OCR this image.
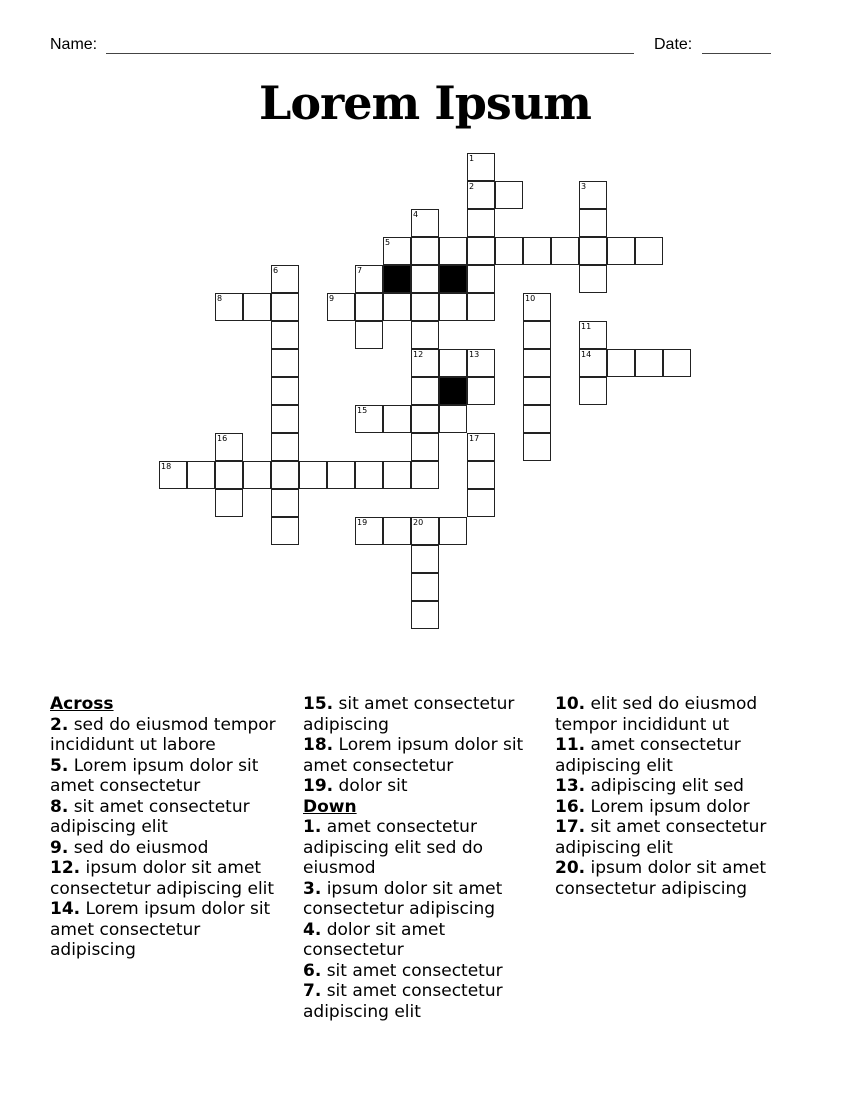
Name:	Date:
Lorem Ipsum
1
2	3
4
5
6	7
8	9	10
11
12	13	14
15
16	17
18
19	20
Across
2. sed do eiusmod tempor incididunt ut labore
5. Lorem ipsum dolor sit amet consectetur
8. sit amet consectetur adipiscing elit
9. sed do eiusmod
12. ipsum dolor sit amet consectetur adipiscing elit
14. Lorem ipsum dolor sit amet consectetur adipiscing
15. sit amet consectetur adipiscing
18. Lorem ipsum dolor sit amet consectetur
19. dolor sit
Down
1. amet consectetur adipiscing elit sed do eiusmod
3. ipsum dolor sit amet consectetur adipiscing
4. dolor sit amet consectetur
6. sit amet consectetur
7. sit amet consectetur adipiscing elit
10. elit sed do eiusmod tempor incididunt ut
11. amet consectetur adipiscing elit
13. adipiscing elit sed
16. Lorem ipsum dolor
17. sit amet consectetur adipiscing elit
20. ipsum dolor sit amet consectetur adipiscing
========================
List all lines from the entries that include the word "elit".

8. sit amet consectetur adipiscing elit
12. ipsum dolor sit amet consectetur adipiscing elit
1. amet consectetur adipiscing elit sed do eiusmod
7. sit amet consectetur adipiscing elit
10. elit sed do eiusmod tempor incididunt ut
11. amet consectetur adipiscing elit
13. adipiscing elit sed
17. sit amet consectetur adipiscing elit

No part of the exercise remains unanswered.